> _EXERCISE PROMPT_:
Retype all the records with nothing changed.

Stored dataset items
========================================

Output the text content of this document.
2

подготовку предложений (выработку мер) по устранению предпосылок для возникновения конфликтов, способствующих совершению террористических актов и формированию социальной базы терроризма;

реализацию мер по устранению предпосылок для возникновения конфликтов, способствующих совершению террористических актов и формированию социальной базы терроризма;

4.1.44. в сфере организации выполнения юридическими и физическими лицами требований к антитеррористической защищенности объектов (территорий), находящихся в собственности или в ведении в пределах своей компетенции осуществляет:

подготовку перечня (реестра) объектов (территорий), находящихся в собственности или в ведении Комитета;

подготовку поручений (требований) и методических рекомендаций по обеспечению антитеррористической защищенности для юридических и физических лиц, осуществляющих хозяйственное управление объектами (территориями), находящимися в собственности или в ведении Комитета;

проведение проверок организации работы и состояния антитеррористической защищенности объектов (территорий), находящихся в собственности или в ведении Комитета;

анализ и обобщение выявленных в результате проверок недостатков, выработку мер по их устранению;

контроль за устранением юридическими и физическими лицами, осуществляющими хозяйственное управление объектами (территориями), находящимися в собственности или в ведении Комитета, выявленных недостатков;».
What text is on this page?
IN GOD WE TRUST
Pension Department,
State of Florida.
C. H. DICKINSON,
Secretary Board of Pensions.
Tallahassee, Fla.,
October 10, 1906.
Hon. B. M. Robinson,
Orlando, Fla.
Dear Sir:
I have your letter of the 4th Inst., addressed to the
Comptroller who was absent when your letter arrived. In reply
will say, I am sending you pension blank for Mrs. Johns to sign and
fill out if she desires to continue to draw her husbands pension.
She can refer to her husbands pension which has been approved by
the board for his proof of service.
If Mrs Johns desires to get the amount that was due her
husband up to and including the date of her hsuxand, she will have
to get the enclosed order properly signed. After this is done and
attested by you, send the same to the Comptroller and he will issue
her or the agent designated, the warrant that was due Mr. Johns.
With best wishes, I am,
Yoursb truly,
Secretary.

========================================

> _FINISHED TASK_:
Output the text content of this document.
2

подготовку предложений (выработку мер) по устранению предпосылок для возникновения конфликтов, способствующих совершению террористических актов и формированию социальной базы терроризма;

реализацию мер по устранению предпосылок для возникновения конфликтов, способствующих совершению террористических актов и формированию социальной базы терроризма;

4.1.44. в сфере организации выполнения юридическими и физическими лицами требований к антитеррористической защищенности объектов (территорий), находящихся в собственности или в ведении в пределах своей компетенции осуществляет:

подготовку перечня (реестра) объектов (территорий), находящихся в собственности или в ведении Комитета;

подготовку поручений (требований) и методических рекомендаций по обеспечению антитеррористической защищенности для юридических и физических лиц, осуществляющих хозяйственное управление объектами (территориями), находящимися в собственности или в ведении Комитета;

проведение проверок организации работы и состояния антитеррористической защищенности объектов (территорий), находящихся в собственности или в ведении Комитета;

анализ и обобщение выявленных в результате проверок недостатков, выработку мер по их устранению;

контроль за устранением юридическими и физическими лицами, осуществляющими хозяйственное управление объектами (территориями), находящимися в собственности или в ведении Комитета, выявленных недостатков;».
What text is on this page?
IN GOD WE TRUST
Pension Department,
State of Florida.
C. H. DICKINSON,
Secretary Board of Pensions.
Tallahassee, Fla.,
October 10, 1906.
Hon. B. M. Robinson,
Orlando, Fla.
Dear Sir:
I have your letter of the 4th Inst., addressed to the
Comptroller who was absent when your letter arrived. In reply
will say, I am sending you pension blank for Mrs. Johns to sign and
fill out if she desires to continue to draw her husbands pension.
She can refer to her husbands pension which has been approved by
the board for his proof of service.
If Mrs Johns desires to get the amount that was due her
husband up to and including the date of her hsuxand, she will have
to get the enclosed order properly signed. After this is done and
attested by you, send the same to the Comptroller and he will issue
her or the agent designated, the warrant that was due Mr. Johns.
With best wishes, I am,
Yoursb truly,
Secretary.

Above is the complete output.